Aktualisiere den Bericht über den Venom-Absturz bei St. Stephan im Abschnitt zwischen „Gedenkfeier auf demDorfplatzMattenRund“ und „Matten zu enthüllen.“ einschließlich, indem du „Gedenkstein“ durch „Erinnerungsstein“ ersetzt. Gib diesen Abschnitt danach vollständig wieder.

Quelldokument —
● ● ● ● ● ● ●
Walter Minder absolvierte in dieser Zeit in St. Stephan seinen ersten WK als Feldweibel und war zusammen mit dem damaligen Flugplatzchef Peter Perren der Erste auf der Unfallstelle im Stockhaltewald oberhalb des Mattendörflis: «Wir haben das ganze Prozedere hautnah miterlebt. Hauptmann Genner startete Richtung Lenk, stieg extrem in die Höhe und wollte noch im engen Talkessel kehren. Der dadurch verursachte Geschwindigkeitsverlust kippte den Venom und liess ihn schliesslich im Stockhaltewald abstürzen. Peter und ich packten zwei Feuerlöscher in einen Jeep und eilten Richtung Unfallstelle. Zuerst suchten wir den Piloten in den Flugzeugtrümmern, plötzlich fanden wir ihn rund zwanzig Meter neben den Trümmern liegend und sahen sofort, dass er tot war. Alles ging vermutlich so schnell, dass er nicht einmal mehr den Schleudersitz betätigen konnte. Das freigewordene Kerosin verspritzte, explodierte und der umliegende Wald stand in Flammen». Diese Erinnerung ist seither in Minders Gedächtnis tief eingebrannt. Zwei Jahre später übernahm er das Amt als Flugplatzchef auf dem Flugplatz St. Stephan selber und hat seither dessen Geschichte akribisch mitverfolgt und bildlich festgehalten.

Gedenkfeier auf demDorfplatzMattenRund 400 Meter von der eigentlichen Absturzstelle entfernt, wurde vergangenen Samstag zu Ehren von Fritz Genner ein Gedenkstein gesetzt. Den beiden Vorstandsmitgliedern des Huntervereins Obersimmental, Hansruedi Schläppi (heutiger Flugplatzchef) sowie Matthias Minnig stand die Ehre zu, den mit einer Schweizer Fahne verhüllten Gedenkstein auf dem Dorfplatz mitten in Matten zu enthüllen.
● ● ● ● ● ● ●
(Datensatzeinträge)

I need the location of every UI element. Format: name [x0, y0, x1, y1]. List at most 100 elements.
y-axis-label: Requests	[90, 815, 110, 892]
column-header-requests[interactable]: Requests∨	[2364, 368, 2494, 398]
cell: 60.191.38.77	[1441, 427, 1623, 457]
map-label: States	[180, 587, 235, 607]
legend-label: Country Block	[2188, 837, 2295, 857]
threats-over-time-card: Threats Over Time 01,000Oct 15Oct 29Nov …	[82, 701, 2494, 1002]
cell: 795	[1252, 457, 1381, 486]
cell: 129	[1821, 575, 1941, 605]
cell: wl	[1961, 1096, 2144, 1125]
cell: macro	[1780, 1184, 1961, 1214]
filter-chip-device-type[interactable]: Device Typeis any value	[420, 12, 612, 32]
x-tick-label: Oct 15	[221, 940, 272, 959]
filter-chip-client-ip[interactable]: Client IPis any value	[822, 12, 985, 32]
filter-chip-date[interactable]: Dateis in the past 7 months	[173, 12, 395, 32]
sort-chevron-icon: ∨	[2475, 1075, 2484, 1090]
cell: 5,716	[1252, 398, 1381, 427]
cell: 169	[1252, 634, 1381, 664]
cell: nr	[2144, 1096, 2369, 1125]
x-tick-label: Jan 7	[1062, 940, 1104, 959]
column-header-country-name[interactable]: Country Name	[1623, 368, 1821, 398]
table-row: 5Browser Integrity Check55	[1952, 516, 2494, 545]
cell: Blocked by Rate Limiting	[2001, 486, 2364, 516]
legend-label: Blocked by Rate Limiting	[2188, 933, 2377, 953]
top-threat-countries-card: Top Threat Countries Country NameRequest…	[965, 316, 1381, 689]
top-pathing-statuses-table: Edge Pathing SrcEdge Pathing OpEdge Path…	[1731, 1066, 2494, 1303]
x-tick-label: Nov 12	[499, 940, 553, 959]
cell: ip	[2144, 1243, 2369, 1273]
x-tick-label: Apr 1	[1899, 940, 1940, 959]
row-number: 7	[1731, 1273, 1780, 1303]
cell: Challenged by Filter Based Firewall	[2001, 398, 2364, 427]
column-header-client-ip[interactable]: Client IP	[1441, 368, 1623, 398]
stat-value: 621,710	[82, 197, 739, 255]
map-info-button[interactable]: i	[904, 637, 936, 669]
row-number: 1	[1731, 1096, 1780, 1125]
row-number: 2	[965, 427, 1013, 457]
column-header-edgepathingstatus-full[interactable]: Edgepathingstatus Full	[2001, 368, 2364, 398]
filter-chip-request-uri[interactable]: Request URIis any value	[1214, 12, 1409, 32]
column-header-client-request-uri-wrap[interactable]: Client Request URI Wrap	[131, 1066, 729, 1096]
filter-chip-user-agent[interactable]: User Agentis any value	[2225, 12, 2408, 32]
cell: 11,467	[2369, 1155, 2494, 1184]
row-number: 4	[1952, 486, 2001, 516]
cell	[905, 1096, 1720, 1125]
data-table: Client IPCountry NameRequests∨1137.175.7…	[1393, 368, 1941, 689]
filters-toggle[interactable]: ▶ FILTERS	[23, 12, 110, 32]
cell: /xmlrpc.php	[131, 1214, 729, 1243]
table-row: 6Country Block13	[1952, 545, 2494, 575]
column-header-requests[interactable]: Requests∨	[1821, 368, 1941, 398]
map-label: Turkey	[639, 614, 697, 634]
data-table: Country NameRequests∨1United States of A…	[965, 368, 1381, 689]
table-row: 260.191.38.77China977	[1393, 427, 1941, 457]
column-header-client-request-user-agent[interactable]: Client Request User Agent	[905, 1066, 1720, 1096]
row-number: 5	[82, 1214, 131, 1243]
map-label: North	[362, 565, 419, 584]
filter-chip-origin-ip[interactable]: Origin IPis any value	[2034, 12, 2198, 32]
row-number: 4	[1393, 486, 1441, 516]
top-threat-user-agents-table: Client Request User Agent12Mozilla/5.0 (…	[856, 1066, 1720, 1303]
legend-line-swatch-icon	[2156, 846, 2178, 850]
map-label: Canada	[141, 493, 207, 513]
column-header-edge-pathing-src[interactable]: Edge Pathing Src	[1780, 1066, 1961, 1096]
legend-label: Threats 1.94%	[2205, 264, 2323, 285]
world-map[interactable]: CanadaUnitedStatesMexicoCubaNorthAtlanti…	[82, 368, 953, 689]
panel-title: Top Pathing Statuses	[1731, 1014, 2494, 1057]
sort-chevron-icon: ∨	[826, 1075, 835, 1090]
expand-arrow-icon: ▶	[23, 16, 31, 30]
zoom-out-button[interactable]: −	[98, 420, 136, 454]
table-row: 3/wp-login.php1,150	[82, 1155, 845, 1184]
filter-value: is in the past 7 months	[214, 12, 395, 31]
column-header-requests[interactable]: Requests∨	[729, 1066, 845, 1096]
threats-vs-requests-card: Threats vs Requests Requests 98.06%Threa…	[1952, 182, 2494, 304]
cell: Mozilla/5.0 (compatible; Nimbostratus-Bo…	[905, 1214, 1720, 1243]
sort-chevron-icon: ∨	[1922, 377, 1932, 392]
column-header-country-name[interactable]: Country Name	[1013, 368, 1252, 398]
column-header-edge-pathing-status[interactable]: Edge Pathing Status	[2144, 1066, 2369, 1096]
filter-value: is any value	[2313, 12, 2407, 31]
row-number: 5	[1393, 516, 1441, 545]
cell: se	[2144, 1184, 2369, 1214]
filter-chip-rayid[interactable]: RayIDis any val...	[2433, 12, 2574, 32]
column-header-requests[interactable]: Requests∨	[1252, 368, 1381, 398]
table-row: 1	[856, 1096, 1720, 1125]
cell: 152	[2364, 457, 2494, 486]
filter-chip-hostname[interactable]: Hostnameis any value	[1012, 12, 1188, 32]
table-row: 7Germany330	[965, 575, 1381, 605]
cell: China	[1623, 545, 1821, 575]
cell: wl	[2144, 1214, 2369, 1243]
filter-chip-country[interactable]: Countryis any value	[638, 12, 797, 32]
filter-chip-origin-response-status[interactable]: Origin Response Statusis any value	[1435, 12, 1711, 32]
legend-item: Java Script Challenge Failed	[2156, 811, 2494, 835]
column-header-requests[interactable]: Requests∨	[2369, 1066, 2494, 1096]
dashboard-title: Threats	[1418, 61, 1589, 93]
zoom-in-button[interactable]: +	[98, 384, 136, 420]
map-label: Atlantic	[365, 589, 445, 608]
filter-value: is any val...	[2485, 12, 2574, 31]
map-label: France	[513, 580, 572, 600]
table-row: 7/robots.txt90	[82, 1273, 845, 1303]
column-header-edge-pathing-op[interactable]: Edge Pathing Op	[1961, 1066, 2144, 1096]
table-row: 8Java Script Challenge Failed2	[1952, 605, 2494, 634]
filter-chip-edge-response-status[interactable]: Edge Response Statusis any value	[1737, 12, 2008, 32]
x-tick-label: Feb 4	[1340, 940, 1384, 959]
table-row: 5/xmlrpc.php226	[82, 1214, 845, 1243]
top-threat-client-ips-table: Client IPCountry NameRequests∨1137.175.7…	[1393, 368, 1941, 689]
● ● ● ● ● ● ●
Ergebnis der Aufgabe —
Gedenkfeier auf demDorfplatzMattenRund 400 Meter von der eigentlichen Absturzstelle entfernt, wurde vergangenen Samstag zu Ehren von Fritz Genner ein Erinnerungsstein gesetzt. Den beiden Vorstandsmitgliedern des Huntervereins Obersimmental, Hansruedi Schläppi (heutiger Flugplatzchef) sowie Matthias Minnig stand die Ehre zu, den mit einer Schweizer Fahne verhüllten Erinnerungsstein auf dem Dorfplatz mitten in Matten zu enthüllen.